## Provided records
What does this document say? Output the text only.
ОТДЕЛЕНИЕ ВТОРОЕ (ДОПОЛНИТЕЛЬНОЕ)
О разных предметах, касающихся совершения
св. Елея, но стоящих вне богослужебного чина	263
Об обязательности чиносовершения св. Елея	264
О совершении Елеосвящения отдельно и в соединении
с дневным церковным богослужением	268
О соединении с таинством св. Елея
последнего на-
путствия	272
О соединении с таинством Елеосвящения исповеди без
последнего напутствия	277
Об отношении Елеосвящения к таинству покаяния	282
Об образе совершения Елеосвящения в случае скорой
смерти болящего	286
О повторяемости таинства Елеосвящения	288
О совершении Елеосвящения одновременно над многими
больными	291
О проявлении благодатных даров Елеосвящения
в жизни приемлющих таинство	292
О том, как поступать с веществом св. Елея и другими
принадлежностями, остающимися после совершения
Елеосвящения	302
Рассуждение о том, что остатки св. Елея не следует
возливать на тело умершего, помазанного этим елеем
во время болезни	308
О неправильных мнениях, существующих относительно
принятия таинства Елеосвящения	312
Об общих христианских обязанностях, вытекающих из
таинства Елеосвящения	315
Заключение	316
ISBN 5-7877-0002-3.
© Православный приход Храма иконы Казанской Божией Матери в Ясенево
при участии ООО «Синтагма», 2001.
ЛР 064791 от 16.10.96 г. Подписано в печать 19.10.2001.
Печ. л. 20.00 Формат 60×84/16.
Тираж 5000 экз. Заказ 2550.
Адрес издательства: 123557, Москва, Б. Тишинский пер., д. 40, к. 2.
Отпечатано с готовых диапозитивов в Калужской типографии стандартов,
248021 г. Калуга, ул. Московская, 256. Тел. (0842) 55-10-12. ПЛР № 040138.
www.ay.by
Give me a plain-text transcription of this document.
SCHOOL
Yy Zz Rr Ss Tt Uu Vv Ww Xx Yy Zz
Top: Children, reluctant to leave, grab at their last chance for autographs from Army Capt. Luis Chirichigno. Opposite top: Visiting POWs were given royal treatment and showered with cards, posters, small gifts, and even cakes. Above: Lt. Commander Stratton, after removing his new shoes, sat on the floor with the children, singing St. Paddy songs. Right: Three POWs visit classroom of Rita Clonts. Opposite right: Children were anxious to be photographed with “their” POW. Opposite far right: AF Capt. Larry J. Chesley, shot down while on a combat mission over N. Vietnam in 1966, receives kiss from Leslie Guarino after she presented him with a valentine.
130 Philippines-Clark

## Work to be completed
Nothing should be changed: write out all of the data as is.

## Answer for the task
What does this document say? Output the text only.
ОТДЕЛЕНИЕ ВТОРОЕ (ДОПОЛНИТЕЛЬНОЕ)
О разных предметах, касающихся совершения
св. Елея, но стоящих вне богослужебного чина	263
Об обязательности чиносовершения св. Елея	264
О совершении Елеосвящения отдельно и в соединении
с дневным церковным богослужением	268
О соединении с таинством св. Елея
последнего на-
путствия	272
О соединении с таинством Елеосвящения исповеди без
последнего напутствия	277
Об отношении Елеосвящения к таинству покаяния	282
Об образе совершения Елеосвящения в случае скорой
смерти болящего	286
О повторяемости таинства Елеосвящения	288
О совершении Елеосвящения одновременно над многими
больными	291
О проявлении благодатных даров Елеосвящения
в жизни приемлющих таинство	292
О том, как поступать с веществом св. Елея и другими
принадлежностями, остающимися после совершения
Елеосвящения	302
Рассуждение о том, что остатки св. Елея не следует
возливать на тело умершего, помазанного этим елеем
во время болезни	308
О неправильных мнениях, существующих относительно
принятия таинства Елеосвящения	312
Об общих христианских обязанностях, вытекающих из
таинства Елеосвящения	315
Заключение	316
ISBN 5-7877-0002-3.
© Православный приход Храма иконы Казанской Божией Матери в Ясенево
при участии ООО «Синтагма», 2001.
ЛР 064791 от 16.10.96 г. Подписано в печать 19.10.2001.
Печ. л. 20.00 Формат 60×84/16.
Тираж 5000 экз. Заказ 2550.
Адрес издательства: 123557, Москва, Б. Тишинский пер., д. 40, к. 2.
Отпечатано с готовых диапозитивов в Калужской типографии стандартов,
248021 г. Калуга, ул. Московская, 256. Тел. (0842) 55-10-12. ПЛР № 040138.
www.ay.by
Give me a plain-text transcription of this document.
SCHOOL
Yy Zz Rr Ss Tt Uu Vv Ww Xx Yy Zz
Top: Children, reluctant to leave, grab at their last chance for autographs from Army Capt. Luis Chirichigno. Opposite top: Visiting POWs were given royal treatment and showered with cards, posters, small gifts, and even cakes. Above: Lt. Commander Stratton, after removing his new shoes, sat on the floor with the children, singing St. Paddy songs. Right: Three POWs visit classroom of Rita Clonts. Opposite right: Children were anxious to be photographed with “their” POW. Opposite far right: AF Capt. Larry J. Chesley, shot down while on a combat mission over N. Vietnam in 1966, receives kiss from Leslie Guarino after she presented him with a valentine.
130 Philippines-Clark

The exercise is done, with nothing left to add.